[Stored records]
********

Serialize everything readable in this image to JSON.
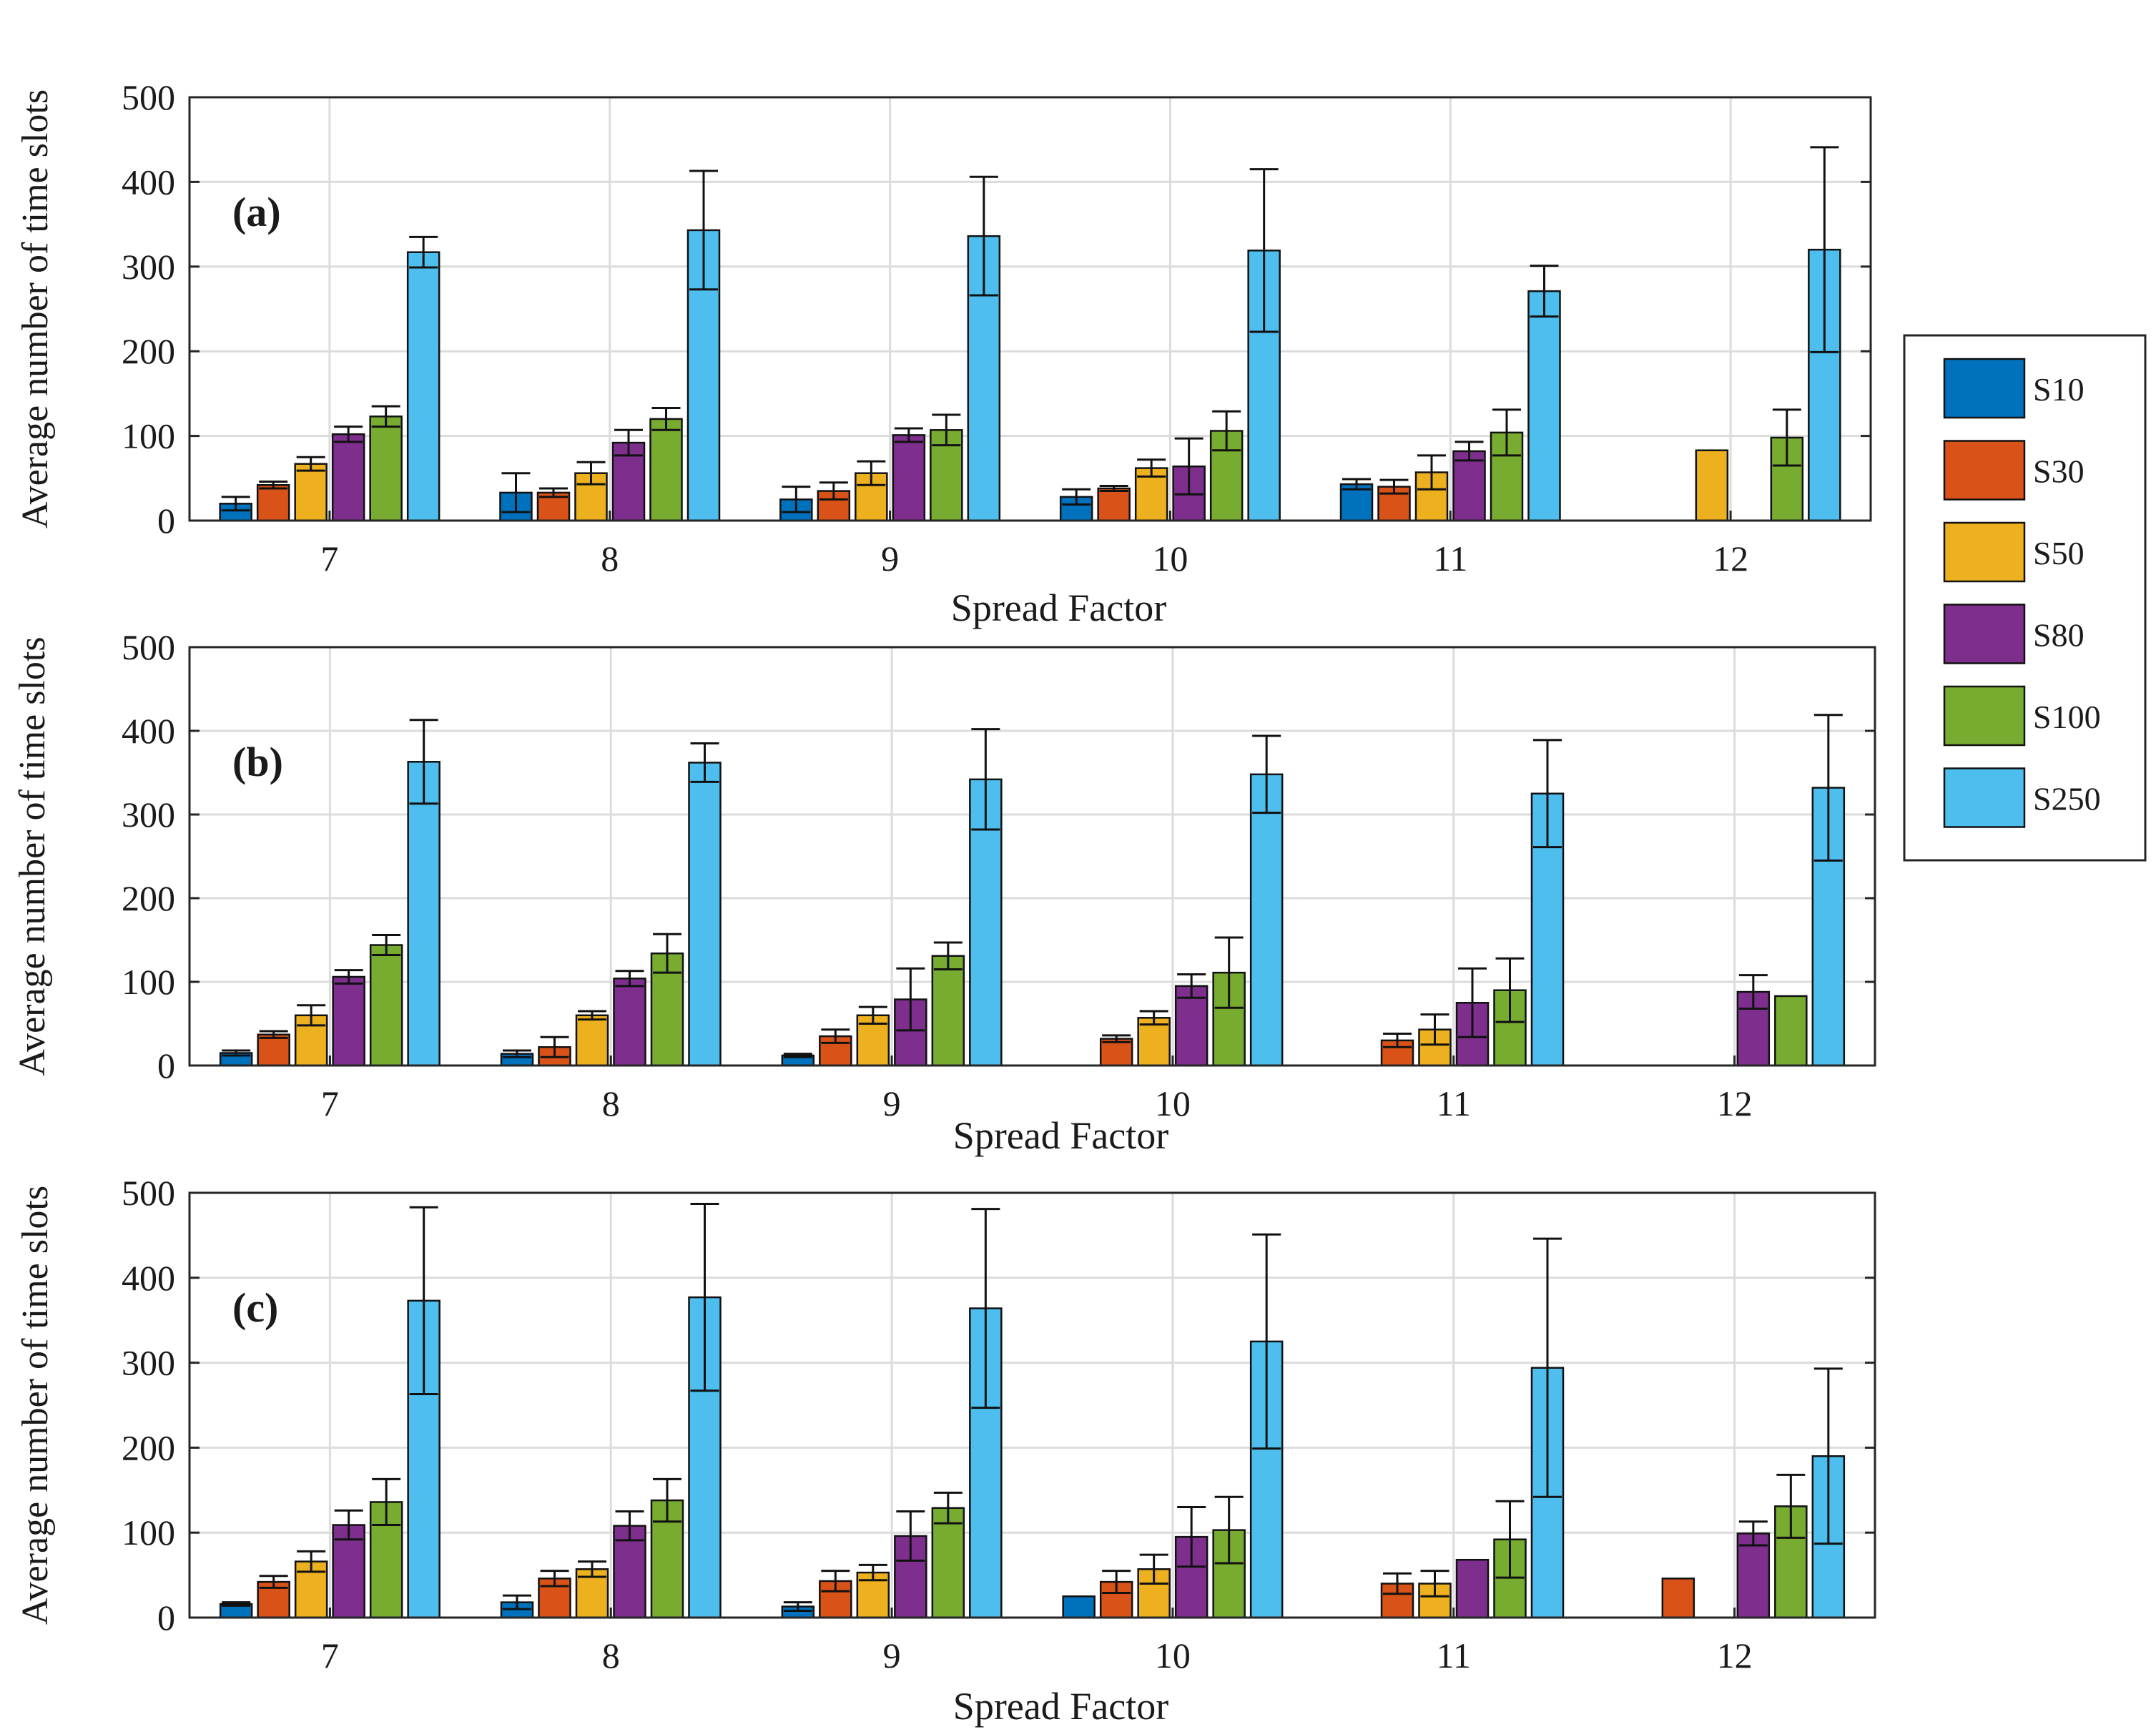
{
  "figure": {
    "legend": [
      {
        "name": "S10",
        "color": "#0072BD"
      },
      {
        "name": "S30",
        "color": "#D95319"
      },
      {
        "name": "S50",
        "color": "#EDB120"
      },
      {
        "name": "S80",
        "color": "#7E2F8E"
      },
      {
        "name": "S100",
        "color": "#77AC30"
      },
      {
        "name": "S250",
        "color": "#4DBEEE"
      }
    ]
  },
  "chart_data": [
    {
      "type": "bar",
      "panel_label": "(a)",
      "xlabel": "Spread Factor",
      "ylabel": "Average number of time slots",
      "categories": [
        "7",
        "8",
        "9",
        "10",
        "11",
        "12"
      ],
      "ylim": [
        0,
        500
      ],
      "yticks": [
        0,
        100,
        200,
        300,
        400,
        500
      ],
      "grid": true,
      "series": [
        {
          "name": "S10",
          "values": [
            20,
            33,
            25,
            28,
            43,
            null
          ],
          "err": [
            8,
            23,
            15,
            9,
            6,
            null
          ]
        },
        {
          "name": "S30",
          "values": [
            42,
            33,
            35,
            38,
            40,
            null
          ],
          "err": [
            4,
            5,
            10,
            3,
            8,
            null
          ]
        },
        {
          "name": "S50",
          "values": [
            67,
            56,
            56,
            62,
            57,
            83
          ],
          "err": [
            8,
            13,
            14,
            10,
            20,
            null
          ]
        },
        {
          "name": "S80",
          "values": [
            102,
            92,
            101,
            64,
            82,
            null
          ],
          "err": [
            9,
            15,
            8,
            33,
            11,
            null
          ]
        },
        {
          "name": "S100",
          "values": [
            123,
            120,
            107,
            106,
            104,
            98
          ],
          "err": [
            12,
            13,
            18,
            23,
            27,
            33
          ]
        },
        {
          "name": "S250",
          "values": [
            317,
            343,
            336,
            319,
            271,
            320
          ],
          "err": [
            18,
            70,
            70,
            96,
            30,
            121
          ]
        }
      ]
    },
    {
      "type": "bar",
      "panel_label": "(b)",
      "xlabel": "Spread Factor",
      "ylabel": "Average number of time slots",
      "categories": [
        "7",
        "8",
        "9",
        "10",
        "11",
        "12"
      ],
      "ylim": [
        0,
        500
      ],
      "yticks": [
        0,
        100,
        200,
        300,
        400,
        500
      ],
      "grid": true,
      "series": [
        {
          "name": "S10",
          "values": [
            15,
            14,
            12,
            null,
            null,
            null
          ],
          "err": [
            3,
            4,
            2,
            null,
            null,
            null
          ]
        },
        {
          "name": "S30",
          "values": [
            37,
            22,
            35,
            32,
            30,
            null
          ],
          "err": [
            4,
            12,
            8,
            4,
            8,
            null
          ]
        },
        {
          "name": "S50",
          "values": [
            60,
            60,
            60,
            57,
            43,
            null
          ],
          "err": [
            12,
            5,
            10,
            8,
            18,
            null
          ]
        },
        {
          "name": "S80",
          "values": [
            106,
            104,
            79,
            95,
            75,
            88
          ],
          "err": [
            8,
            9,
            37,
            14,
            41,
            20
          ]
        },
        {
          "name": "S100",
          "values": [
            144,
            134,
            131,
            111,
            90,
            83
          ],
          "err": [
            12,
            23,
            16,
            42,
            38,
            null
          ]
        },
        {
          "name": "S250",
          "values": [
            363,
            362,
            342,
            348,
            325,
            332
          ],
          "err": [
            50,
            23,
            60,
            46,
            64,
            87
          ]
        }
      ]
    },
    {
      "type": "bar",
      "panel_label": "(c)",
      "xlabel": "Spread Factor",
      "ylabel": "Average number of time slots",
      "categories": [
        "7",
        "8",
        "9",
        "10",
        "11",
        "12"
      ],
      "ylim": [
        0,
        500
      ],
      "yticks": [
        0,
        100,
        200,
        300,
        400,
        500
      ],
      "grid": true,
      "series": [
        {
          "name": "S10",
          "values": [
            16,
            18,
            13,
            25,
            null,
            null
          ],
          "err": [
            2,
            8,
            5,
            null,
            null,
            null
          ]
        },
        {
          "name": "S30",
          "values": [
            42,
            46,
            43,
            42,
            40,
            46
          ],
          "err": [
            7,
            9,
            12,
            13,
            12,
            null
          ]
        },
        {
          "name": "S50",
          "values": [
            66,
            57,
            53,
            57,
            40,
            null
          ],
          "err": [
            12,
            9,
            9,
            17,
            15,
            null
          ]
        },
        {
          "name": "S80",
          "values": [
            109,
            108,
            96,
            95,
            68,
            99
          ],
          "err": [
            17,
            17,
            29,
            35,
            null,
            14
          ]
        },
        {
          "name": "S100",
          "values": [
            136,
            138,
            129,
            103,
            92,
            131
          ],
          "err": [
            27,
            25,
            18,
            39,
            45,
            37
          ]
        },
        {
          "name": "S250",
          "values": [
            373,
            377,
            364,
            325,
            294,
            190
          ],
          "err": [
            110,
            110,
            117,
            126,
            152,
            103
          ]
        }
      ]
    }
  ]
}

********

__What you need to do__
Extract all the data above exactly, excluding every picture.

__Answer for the task__
Serialize everything readable in this image to JSON.
{
  "figure": {
    "legend": [
      {
        "name": "S10",
        "color": "#0072BD"
      },
      {
        "name": "S30",
        "color": "#D95319"
      },
      {
        "name": "S50",
        "color": "#EDB120"
      },
      {
        "name": "S80",
        "color": "#7E2F8E"
      },
      {
        "name": "S100",
        "color": "#77AC30"
      },
      {
        "name": "S250",
        "color": "#4DBEEE"
      }
    ]
  },
  "chart_data": [
    {
      "type": "bar",
      "panel_label": "(a)",
      "xlabel": "Spread Factor",
      "ylabel": "Average number of time slots",
      "categories": [
        "7",
        "8",
        "9",
        "10",
        "11",
        "12"
      ],
      "ylim": [
        0,
        500
      ],
      "yticks": [
        0,
        100,
        200,
        300,
        400,
        500
      ],
      "grid": true,
      "series": [
        {
          "name": "S10",
          "values": [
            20,
            33,
            25,
            28,
            43,
            null
          ],
          "err": [
            8,
            23,
            15,
            9,
            6,
            null
          ]
        },
        {
          "name": "S30",
          "values": [
            42,
            33,
            35,
            38,
            40,
            null
          ],
          "err": [
            4,
            5,
            10,
            3,
            8,
            null
          ]
        },
        {
          "name": "S50",
          "values": [
            67,
            56,
            56,
            62,
            57,
            83
          ],
          "err": [
            8,
            13,
            14,
            10,
            20,
            null
          ]
        },
        {
          "name": "S80",
          "values": [
            102,
            92,
            101,
            64,
            82,
            null
          ],
          "err": [
            9,
            15,
            8,
            33,
            11,
            null
          ]
        },
        {
          "name": "S100",
          "values": [
            123,
            120,
            107,
            106,
            104,
            98
          ],
          "err": [
            12,
            13,
            18,
            23,
            27,
            33
          ]
        },
        {
          "name": "S250",
          "values": [
            317,
            343,
            336,
            319,
            271,
            320
          ],
          "err": [
            18,
            70,
            70,
            96,
            30,
            121
          ]
        }
      ]
    },
    {
      "type": "bar",
      "panel_label": "(b)",
      "xlabel": "Spread Factor",
      "ylabel": "Average number of time slots",
      "categories": [
        "7",
        "8",
        "9",
        "10",
        "11",
        "12"
      ],
      "ylim": [
        0,
        500
      ],
      "yticks": [
        0,
        100,
        200,
        300,
        400,
        500
      ],
      "grid": true,
      "series": [
        {
          "name": "S10",
          "values": [
            15,
            14,
            12,
            null,
            null,
            null
          ],
          "err": [
            3,
            4,
            2,
            null,
            null,
            null
          ]
        },
        {
          "name": "S30",
          "values": [
            37,
            22,
            35,
            32,
            30,
            null
          ],
          "err": [
            4,
            12,
            8,
            4,
            8,
            null
          ]
        },
        {
          "name": "S50",
          "values": [
            60,
            60,
            60,
            57,
            43,
            null
          ],
          "err": [
            12,
            5,
            10,
            8,
            18,
            null
          ]
        },
        {
          "name": "S80",
          "values": [
            106,
            104,
            79,
            95,
            75,
            88
          ],
          "err": [
            8,
            9,
            37,
            14,
            41,
            20
          ]
        },
        {
          "name": "S100",
          "values": [
            144,
            134,
            131,
            111,
            90,
            83
          ],
          "err": [
            12,
            23,
            16,
            42,
            38,
            null
          ]
        },
        {
          "name": "S250",
          "values": [
            363,
            362,
            342,
            348,
            325,
            332
          ],
          "err": [
            50,
            23,
            60,
            46,
            64,
            87
          ]
        }
      ]
    },
    {
      "type": "bar",
      "panel_label": "(c)",
      "xlabel": "Spread Factor",
      "ylabel": "Average number of time slots",
      "categories": [
        "7",
        "8",
        "9",
        "10",
        "11",
        "12"
      ],
      "ylim": [
        0,
        500
      ],
      "yticks": [
        0,
        100,
        200,
        300,
        400,
        500
      ],
      "grid": true,
      "series": [
        {
          "name": "S10",
          "values": [
            16,
            18,
            13,
            25,
            null,
            null
          ],
          "err": [
            2,
            8,
            5,
            null,
            null,
            null
          ]
        },
        {
          "name": "S30",
          "values": [
            42,
            46,
            43,
            42,
            40,
            46
          ],
          "err": [
            7,
            9,
            12,
            13,
            12,
            null
          ]
        },
        {
          "name": "S50",
          "values": [
            66,
            57,
            53,
            57,
            40,
            null
          ],
          "err": [
            12,
            9,
            9,
            17,
            15,
            null
          ]
        },
        {
          "name": "S80",
          "values": [
            109,
            108,
            96,
            95,
            68,
            99
          ],
          "err": [
            17,
            17,
            29,
            35,
            null,
            14
          ]
        },
        {
          "name": "S100",
          "values": [
            136,
            138,
            129,
            103,
            92,
            131
          ],
          "err": [
            27,
            25,
            18,
            39,
            45,
            37
          ]
        },
        {
          "name": "S250",
          "values": [
            373,
            377,
            364,
            325,
            294,
            190
          ],
          "err": [
            110,
            110,
            117,
            126,
            152,
            103
          ]
        }
      ]
    }
  ]
}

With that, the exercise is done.